Given instruction: Pick out and copy every line below that has the word "layout".

[Records contained in a dataset]
··········

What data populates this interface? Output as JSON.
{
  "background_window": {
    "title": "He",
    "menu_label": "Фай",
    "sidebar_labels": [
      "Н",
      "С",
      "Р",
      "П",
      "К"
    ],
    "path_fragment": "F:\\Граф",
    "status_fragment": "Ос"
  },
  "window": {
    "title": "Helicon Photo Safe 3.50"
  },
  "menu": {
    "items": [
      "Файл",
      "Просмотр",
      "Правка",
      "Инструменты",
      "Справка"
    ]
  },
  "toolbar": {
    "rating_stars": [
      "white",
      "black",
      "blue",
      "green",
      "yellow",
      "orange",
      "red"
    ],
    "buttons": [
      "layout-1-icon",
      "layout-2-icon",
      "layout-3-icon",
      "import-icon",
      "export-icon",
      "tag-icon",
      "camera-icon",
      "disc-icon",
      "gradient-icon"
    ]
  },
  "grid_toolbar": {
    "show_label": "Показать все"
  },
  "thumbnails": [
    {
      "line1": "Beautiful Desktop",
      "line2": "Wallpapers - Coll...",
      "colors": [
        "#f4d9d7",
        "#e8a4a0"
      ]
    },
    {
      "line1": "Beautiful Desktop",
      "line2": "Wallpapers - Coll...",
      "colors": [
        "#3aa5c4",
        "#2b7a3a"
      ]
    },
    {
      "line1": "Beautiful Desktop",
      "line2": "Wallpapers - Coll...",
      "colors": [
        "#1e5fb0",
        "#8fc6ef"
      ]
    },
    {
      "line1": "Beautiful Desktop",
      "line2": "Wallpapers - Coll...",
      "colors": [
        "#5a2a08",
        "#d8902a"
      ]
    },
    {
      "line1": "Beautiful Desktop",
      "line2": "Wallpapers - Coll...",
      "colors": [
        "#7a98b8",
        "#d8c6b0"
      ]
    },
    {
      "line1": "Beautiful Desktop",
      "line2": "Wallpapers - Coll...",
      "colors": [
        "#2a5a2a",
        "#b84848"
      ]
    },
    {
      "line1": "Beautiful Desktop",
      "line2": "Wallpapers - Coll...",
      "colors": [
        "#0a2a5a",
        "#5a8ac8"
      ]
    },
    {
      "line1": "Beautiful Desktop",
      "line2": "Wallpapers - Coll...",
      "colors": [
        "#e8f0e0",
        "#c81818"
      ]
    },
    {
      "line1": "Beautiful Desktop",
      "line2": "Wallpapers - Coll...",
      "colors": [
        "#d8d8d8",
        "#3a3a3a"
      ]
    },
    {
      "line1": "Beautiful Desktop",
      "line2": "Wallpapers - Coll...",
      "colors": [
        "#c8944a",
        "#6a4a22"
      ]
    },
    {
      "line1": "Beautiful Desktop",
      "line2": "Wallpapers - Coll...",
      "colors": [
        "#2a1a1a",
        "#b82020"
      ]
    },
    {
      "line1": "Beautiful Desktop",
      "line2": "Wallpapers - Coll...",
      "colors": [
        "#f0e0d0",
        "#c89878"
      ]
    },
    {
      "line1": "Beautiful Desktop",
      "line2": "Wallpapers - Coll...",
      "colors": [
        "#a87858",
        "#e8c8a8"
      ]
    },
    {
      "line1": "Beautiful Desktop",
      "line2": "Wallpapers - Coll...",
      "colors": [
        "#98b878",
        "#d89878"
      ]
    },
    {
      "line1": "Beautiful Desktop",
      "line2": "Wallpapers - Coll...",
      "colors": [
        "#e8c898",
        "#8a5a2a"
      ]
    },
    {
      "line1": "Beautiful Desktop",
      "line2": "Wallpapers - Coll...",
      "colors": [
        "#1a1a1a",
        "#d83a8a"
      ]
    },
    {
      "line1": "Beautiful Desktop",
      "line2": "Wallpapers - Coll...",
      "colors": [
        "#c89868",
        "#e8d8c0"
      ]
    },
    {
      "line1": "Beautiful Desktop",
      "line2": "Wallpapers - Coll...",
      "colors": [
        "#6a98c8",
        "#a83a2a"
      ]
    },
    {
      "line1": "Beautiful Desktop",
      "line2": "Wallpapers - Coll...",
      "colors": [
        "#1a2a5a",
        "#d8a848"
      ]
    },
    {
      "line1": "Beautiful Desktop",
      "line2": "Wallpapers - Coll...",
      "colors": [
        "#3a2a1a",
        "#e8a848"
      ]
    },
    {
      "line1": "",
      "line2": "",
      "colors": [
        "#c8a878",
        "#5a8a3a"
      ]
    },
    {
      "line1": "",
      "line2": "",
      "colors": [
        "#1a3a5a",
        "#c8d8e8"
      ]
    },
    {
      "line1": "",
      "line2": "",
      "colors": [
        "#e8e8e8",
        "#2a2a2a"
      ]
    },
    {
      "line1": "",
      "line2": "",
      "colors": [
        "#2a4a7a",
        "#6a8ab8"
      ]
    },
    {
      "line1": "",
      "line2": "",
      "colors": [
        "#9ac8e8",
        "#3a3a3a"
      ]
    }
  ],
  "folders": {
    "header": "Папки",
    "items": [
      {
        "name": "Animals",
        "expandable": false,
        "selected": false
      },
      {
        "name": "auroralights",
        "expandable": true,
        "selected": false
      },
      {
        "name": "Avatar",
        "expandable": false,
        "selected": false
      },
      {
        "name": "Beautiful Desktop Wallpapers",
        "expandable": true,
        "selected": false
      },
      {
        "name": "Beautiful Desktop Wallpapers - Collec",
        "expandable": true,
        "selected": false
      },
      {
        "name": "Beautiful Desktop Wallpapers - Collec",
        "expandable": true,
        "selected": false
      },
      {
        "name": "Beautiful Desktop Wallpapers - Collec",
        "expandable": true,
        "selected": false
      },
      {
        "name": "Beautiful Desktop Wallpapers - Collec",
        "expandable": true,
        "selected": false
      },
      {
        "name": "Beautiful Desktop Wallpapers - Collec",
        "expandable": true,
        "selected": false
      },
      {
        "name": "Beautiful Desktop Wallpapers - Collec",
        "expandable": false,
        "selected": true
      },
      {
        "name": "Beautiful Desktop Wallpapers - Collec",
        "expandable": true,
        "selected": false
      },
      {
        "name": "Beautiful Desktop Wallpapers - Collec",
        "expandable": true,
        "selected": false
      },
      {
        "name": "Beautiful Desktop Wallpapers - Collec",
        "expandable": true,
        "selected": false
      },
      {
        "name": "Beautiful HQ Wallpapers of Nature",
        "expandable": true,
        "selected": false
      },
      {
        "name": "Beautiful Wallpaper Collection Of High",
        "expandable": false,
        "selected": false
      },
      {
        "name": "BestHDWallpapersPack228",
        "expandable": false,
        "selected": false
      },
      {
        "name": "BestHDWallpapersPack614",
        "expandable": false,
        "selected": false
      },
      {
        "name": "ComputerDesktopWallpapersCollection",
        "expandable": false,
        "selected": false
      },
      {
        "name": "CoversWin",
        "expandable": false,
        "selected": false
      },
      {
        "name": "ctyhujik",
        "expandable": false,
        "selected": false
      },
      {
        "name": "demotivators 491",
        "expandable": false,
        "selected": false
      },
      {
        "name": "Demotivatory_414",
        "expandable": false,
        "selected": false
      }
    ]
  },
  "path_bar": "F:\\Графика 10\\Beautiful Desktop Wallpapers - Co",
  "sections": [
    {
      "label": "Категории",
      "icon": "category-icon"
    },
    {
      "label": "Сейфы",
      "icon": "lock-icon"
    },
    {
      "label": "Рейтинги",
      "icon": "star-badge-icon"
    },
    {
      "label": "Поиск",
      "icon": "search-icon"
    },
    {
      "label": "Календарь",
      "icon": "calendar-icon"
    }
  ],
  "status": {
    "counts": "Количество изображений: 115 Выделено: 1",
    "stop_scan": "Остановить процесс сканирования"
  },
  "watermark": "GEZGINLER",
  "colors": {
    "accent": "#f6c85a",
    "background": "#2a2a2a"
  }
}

··········

Finished answer:
      "layout-1-icon",
      "layout-2-icon",
      "layout-3-icon",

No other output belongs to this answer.